### INSTRUÇÃO 1:
Transcreva, do texto sobre segurança pública e crime organizado, o trecho de "Na busca da" a "subestimados.".

##### TRECHO PARA LEITURA #####

O efetivo combate ao crime organizado não envolve
matanças e mais espetacularização, mas requer preparo técnico, conhecimento do
mercado e expertise no complexo sistema financeiro
Segurança pública tende a ser o principal tema da campanha
eleitoral no ano que vem. Representantes dos partidos de direita têm explorado
o assunto com bastante antecedência, e aparente eficiência. Querem marcar
posição no debate do combate ao chamado crime organizado, ainda que não tenham
formalizado o nome (ou nomes) para a disputa à Presidência da República. Isso,
aliás, não importa agora. O mais relevante para Tarcísios, Zemas e Caiados é
colocar o governo em segundo plano no que diz respeito à matéria da segurança.
Na busca da visibilidade como defensores da ordem pública,
aqueles políticos semeiam propostas e ações para colherem frutos a seu favor no
futuro. Estão juntos nisso. Operam no estilo trator, com o apoio explícito do
presidente da Câmara dos Deputados, deputado Hugo Mota. Não devem ser
subestimados.
Prevalece ali a ideia de que o crime
organizado deve ser combatido pela polícia, na rua, na base da troca de tiros.
Quanto mais traficantes ou auxiliares de traficantes forem mortos,
sumariamente, mais aplausos dos eleitores. De fato, a chacina patrocinada pelo
governo do Rio de Janeiro nas favelas coligadas da Penha e do Alemão foi
amplamente apoiada pela população para regozijo do governador Claudio Castro.
Esta semana, uma pesquisa da internacional Ipsos confirmou a
prioridade da segurança. Realizada em 30 países, mostrou que a preocupação com
o crime e a violência em novembro subiu para 52% entre os entrevistados no
Brasil (um mil participantes). Em outubro, o Ipsos havia captado aquele tipo de
preocupação em 40% das respostas.

##### LISTAGEM DE DADOS #####

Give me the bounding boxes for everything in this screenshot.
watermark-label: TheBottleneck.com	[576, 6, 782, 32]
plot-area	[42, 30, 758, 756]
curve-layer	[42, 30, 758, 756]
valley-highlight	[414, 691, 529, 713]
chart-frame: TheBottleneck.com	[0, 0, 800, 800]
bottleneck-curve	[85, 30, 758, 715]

#####

### INSTRUÇÃO 2:
Reproduza todas as linhas da listagem acima, sem omitir nenhuma. Desloque as coordenadas de cada caixa delimitadora somando -5 a cada número.

### RESULTADO 1:
Na busca da visibilidade como defensores da ordem pública,
aqueles políticos semeiam propostas e ações para colherem frutos a seu favor no
futuro. Estão juntos nisso. Operam no estilo trator, com o apoio explícito do
presidente da Câmara dos Deputados, deputado Hugo Mota. Não devem ser
subestimados.

### RESULTADO 2:
Give me the bounding boxes for everything in this screenshot.
watermark-label: TheBottleneck.com	[571, 1, 777, 27]
plot-area	[37, 25, 753, 751]
curve-layer	[37, 25, 753, 751]
valley-highlight	[409, 686, 524, 708]
chart-frame: TheBottleneck.com	[-5, -5, 795, 795]
bottleneck-curve	[80, 25, 753, 710]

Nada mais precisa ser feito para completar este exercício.